━━ DATA TO PROCESS

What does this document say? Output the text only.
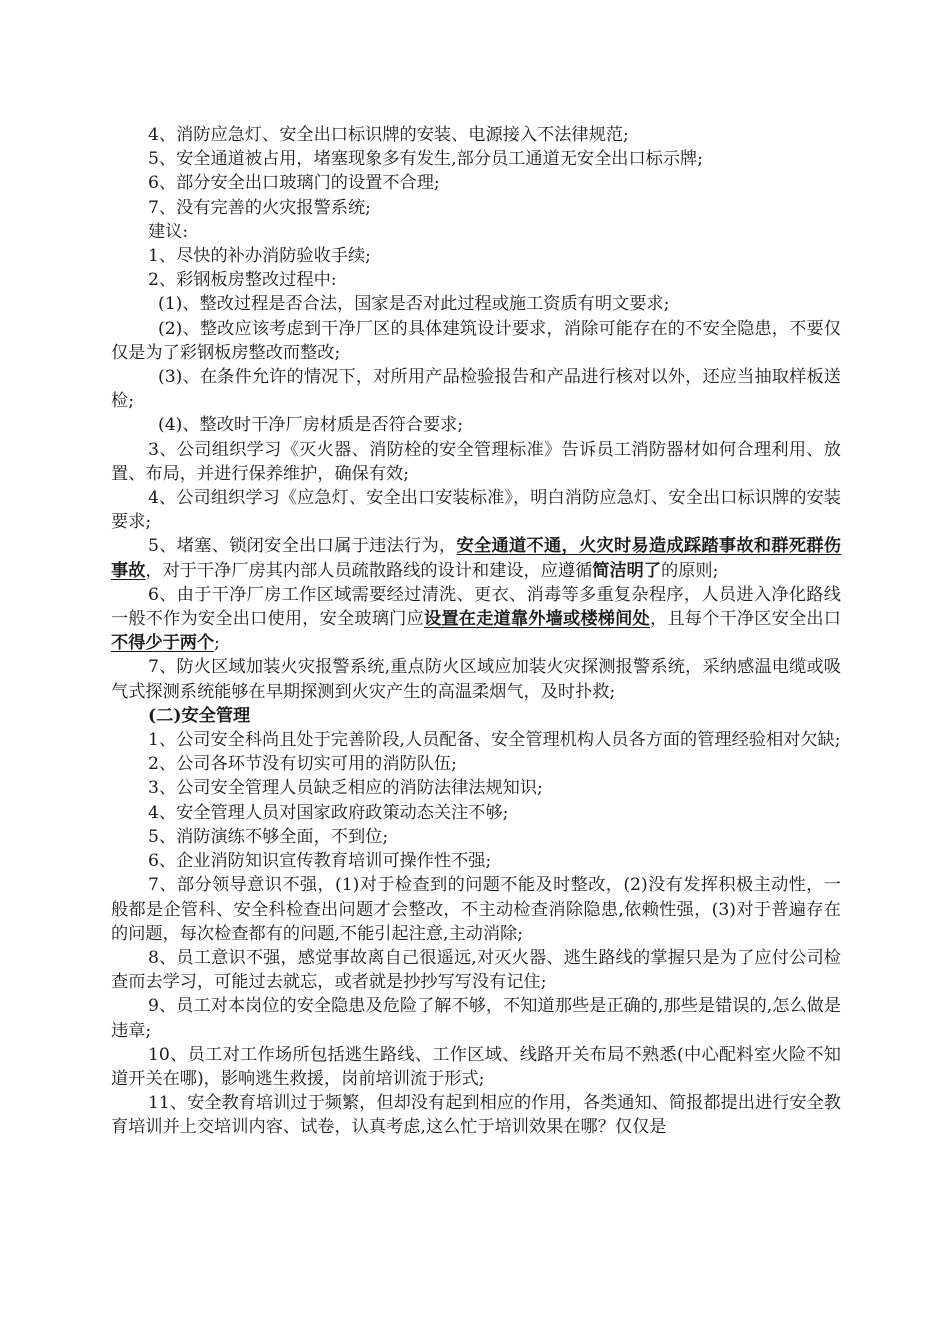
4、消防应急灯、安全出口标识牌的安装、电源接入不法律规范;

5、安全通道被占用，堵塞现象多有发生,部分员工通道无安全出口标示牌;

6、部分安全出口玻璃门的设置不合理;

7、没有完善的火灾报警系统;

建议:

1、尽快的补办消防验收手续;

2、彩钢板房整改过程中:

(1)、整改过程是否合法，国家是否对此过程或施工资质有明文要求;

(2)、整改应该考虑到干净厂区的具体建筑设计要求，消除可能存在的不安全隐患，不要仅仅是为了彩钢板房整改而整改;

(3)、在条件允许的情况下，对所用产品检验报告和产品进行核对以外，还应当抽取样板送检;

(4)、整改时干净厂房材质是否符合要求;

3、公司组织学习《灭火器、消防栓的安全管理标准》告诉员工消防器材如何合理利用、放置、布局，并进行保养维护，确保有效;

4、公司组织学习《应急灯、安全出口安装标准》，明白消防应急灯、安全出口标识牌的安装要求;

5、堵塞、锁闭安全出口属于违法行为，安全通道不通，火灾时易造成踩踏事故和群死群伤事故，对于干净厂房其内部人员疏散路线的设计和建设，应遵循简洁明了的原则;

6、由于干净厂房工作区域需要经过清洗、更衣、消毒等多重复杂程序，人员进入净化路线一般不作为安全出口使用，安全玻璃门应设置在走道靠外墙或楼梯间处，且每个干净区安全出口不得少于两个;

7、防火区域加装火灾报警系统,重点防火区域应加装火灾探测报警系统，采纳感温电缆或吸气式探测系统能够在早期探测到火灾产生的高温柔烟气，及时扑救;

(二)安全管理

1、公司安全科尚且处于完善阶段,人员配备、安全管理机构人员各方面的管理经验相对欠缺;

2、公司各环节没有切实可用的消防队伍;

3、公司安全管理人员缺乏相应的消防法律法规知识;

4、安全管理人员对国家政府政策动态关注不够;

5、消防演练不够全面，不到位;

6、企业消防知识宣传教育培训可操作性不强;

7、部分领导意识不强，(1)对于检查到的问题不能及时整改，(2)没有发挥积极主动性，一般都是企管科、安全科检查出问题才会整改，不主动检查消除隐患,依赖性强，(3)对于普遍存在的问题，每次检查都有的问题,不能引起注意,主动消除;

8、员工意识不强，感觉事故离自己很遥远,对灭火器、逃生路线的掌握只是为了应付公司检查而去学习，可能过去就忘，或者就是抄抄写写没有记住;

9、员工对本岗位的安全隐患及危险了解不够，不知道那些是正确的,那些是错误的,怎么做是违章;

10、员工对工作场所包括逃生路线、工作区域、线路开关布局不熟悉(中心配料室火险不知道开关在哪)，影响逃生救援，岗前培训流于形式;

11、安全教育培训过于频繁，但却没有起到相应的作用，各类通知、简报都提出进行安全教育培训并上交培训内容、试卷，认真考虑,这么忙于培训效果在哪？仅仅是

━━━━
━━ DATA TO PROCESS

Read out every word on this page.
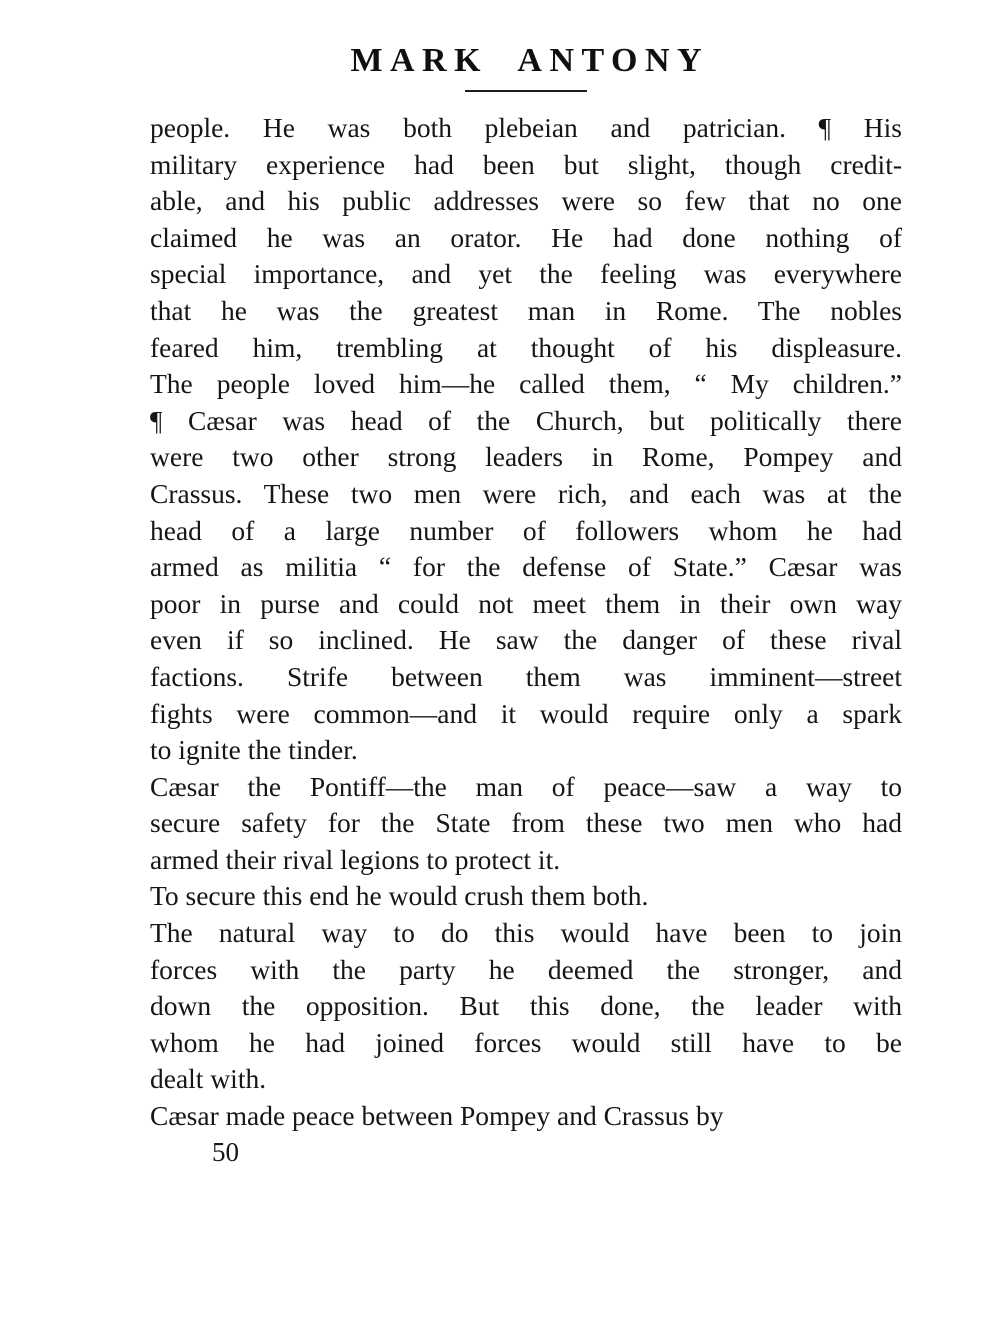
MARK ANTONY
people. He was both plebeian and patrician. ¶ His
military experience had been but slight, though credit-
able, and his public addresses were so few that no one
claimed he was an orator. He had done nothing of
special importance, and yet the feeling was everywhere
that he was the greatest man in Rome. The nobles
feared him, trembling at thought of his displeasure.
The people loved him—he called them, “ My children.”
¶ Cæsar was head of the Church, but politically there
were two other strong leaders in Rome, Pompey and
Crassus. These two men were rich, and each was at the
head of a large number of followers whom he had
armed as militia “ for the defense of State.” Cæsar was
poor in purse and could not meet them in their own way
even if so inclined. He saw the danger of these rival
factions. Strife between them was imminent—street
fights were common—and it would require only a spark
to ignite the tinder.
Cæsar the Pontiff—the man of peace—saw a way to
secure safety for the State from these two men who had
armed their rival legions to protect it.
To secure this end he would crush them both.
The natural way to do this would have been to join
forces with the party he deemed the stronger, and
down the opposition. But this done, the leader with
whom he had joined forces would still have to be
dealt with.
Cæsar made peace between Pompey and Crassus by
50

━━━━

** SET TASK **
Check each line of the entries above for the word "them". List the ones that have it.

** SOLUTION TO THIS TASK **
The people loved him—he called them, “ My children.”
poor in purse and could not meet them in their own way
factions. Strife between them was imminent—street
To secure this end he would crush them both.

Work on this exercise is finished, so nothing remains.